Entries supplied —
- - -
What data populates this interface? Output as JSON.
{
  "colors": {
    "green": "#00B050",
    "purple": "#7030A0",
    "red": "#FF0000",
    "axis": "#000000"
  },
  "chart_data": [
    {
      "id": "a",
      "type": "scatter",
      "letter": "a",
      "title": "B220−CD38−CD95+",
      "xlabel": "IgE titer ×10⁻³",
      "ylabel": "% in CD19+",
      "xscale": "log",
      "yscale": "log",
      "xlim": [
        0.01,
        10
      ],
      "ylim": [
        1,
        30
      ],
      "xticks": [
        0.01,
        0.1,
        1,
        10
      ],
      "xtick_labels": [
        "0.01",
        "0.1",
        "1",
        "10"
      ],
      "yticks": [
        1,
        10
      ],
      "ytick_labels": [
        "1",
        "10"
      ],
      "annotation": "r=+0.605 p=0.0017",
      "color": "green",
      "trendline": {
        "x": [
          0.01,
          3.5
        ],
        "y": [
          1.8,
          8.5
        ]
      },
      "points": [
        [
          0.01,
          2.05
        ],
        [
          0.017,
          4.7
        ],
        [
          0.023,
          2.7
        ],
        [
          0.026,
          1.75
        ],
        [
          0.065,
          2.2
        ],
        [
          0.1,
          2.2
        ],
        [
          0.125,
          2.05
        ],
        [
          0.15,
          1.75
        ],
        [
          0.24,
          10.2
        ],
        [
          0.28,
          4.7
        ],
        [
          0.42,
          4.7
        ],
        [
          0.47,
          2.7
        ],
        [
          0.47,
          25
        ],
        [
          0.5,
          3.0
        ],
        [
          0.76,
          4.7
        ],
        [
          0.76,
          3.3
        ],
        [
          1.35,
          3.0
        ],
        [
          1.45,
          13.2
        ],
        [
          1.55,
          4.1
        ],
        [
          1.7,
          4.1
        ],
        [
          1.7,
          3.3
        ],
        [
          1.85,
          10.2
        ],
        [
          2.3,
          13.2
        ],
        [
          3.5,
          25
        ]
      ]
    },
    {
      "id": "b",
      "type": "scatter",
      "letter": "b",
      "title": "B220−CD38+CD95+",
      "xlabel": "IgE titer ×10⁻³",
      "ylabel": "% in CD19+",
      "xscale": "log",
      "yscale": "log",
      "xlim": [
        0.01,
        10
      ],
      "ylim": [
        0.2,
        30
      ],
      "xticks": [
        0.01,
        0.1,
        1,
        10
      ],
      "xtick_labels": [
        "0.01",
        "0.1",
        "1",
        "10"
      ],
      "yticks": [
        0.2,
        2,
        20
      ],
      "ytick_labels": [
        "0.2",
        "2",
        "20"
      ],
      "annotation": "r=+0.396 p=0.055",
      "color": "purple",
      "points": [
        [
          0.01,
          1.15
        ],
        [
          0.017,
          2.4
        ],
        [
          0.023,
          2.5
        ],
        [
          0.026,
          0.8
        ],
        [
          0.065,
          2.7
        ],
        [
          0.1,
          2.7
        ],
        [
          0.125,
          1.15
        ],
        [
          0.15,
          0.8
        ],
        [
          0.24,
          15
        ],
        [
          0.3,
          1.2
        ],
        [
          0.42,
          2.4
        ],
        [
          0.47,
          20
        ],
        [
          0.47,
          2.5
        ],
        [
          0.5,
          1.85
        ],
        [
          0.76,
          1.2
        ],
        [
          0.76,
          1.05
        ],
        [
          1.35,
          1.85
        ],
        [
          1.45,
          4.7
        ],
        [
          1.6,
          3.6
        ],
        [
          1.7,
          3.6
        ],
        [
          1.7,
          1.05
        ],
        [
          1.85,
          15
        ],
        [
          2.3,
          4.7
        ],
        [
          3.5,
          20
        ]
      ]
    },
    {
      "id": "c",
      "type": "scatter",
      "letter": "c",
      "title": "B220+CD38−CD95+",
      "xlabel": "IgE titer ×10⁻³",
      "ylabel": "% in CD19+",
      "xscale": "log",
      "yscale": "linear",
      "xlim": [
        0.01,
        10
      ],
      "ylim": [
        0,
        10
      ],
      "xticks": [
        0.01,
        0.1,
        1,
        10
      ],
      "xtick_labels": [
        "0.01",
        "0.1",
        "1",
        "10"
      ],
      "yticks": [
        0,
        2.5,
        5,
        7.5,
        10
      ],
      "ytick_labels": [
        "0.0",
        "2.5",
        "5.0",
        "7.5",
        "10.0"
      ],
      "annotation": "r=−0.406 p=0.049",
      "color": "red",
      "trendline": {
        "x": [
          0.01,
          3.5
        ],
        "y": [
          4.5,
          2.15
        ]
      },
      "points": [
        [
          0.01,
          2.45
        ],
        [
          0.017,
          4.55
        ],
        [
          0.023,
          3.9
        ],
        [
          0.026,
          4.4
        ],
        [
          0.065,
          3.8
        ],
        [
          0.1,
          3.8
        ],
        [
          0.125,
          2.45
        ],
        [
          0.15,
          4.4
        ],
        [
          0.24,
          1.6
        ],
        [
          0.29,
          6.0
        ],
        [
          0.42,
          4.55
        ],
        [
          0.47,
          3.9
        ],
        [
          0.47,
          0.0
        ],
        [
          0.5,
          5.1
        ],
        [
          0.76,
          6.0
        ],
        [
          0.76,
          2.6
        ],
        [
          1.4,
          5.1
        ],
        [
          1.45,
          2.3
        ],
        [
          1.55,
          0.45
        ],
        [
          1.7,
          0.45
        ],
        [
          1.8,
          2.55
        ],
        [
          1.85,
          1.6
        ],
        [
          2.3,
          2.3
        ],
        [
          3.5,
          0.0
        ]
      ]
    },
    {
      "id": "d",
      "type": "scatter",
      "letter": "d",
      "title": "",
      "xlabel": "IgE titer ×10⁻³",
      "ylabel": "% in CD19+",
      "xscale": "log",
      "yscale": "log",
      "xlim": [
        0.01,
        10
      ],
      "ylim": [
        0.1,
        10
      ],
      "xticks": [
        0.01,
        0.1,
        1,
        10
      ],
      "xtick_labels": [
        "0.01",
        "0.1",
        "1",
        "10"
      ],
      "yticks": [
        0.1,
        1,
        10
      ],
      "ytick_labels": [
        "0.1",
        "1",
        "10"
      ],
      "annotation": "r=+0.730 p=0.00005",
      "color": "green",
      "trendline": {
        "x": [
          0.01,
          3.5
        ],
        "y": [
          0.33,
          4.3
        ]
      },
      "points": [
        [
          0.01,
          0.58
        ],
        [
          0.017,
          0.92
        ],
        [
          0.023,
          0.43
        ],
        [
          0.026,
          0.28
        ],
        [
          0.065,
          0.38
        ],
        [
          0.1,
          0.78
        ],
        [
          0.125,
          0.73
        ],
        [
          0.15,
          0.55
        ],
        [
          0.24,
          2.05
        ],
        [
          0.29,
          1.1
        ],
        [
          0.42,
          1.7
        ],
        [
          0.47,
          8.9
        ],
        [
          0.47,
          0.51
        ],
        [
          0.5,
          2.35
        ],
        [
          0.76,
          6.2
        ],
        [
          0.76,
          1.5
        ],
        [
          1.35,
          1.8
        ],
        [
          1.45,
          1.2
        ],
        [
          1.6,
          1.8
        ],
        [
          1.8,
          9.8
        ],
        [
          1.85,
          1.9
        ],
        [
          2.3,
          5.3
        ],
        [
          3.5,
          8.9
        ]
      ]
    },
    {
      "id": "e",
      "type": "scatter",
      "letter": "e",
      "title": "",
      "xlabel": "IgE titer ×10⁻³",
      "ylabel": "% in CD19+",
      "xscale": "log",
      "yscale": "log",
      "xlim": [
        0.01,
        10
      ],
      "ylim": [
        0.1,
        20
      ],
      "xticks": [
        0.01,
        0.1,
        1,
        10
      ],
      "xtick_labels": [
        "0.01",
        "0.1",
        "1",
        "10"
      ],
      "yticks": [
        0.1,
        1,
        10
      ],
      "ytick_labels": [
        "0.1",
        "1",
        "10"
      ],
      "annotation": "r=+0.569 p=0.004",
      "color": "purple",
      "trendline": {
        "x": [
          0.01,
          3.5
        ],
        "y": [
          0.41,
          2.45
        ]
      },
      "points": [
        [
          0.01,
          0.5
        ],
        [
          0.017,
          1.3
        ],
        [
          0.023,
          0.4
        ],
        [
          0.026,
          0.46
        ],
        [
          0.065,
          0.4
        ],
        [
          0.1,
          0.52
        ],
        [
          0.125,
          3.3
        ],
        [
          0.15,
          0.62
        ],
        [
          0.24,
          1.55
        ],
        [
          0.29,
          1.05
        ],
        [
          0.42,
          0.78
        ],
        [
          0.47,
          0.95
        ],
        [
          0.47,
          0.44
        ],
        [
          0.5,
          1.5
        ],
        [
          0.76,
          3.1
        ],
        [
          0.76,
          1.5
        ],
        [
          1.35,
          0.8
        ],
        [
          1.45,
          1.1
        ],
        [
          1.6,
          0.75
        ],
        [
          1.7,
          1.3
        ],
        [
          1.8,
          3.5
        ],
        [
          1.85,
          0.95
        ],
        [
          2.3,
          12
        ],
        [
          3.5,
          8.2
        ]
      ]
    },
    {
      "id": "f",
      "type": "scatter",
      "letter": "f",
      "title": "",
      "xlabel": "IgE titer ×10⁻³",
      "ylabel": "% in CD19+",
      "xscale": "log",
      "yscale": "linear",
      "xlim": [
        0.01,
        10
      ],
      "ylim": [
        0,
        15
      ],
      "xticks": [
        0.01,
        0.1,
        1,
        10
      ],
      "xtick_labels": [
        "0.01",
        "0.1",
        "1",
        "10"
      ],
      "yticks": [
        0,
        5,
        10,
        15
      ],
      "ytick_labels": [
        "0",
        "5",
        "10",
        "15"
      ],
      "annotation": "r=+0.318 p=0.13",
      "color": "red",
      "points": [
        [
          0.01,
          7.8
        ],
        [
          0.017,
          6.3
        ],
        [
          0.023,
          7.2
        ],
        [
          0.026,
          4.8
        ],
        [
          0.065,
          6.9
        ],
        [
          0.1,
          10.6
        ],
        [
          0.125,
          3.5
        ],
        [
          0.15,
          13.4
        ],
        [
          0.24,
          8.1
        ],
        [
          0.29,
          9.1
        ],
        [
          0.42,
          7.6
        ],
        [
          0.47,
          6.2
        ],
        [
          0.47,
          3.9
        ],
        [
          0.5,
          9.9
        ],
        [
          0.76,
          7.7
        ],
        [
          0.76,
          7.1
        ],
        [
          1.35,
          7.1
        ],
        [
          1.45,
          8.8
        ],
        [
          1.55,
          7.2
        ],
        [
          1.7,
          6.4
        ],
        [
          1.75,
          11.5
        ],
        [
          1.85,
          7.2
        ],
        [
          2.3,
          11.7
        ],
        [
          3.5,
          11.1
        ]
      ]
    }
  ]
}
- - -
Task requirements —
List every line from the entries above in which "letter" appears.

Solution for this exercise —
      "letter": "a",
      "letter": "b",
      "letter": "c",
      "letter": "d",
      "letter": "e",
      "letter": "f",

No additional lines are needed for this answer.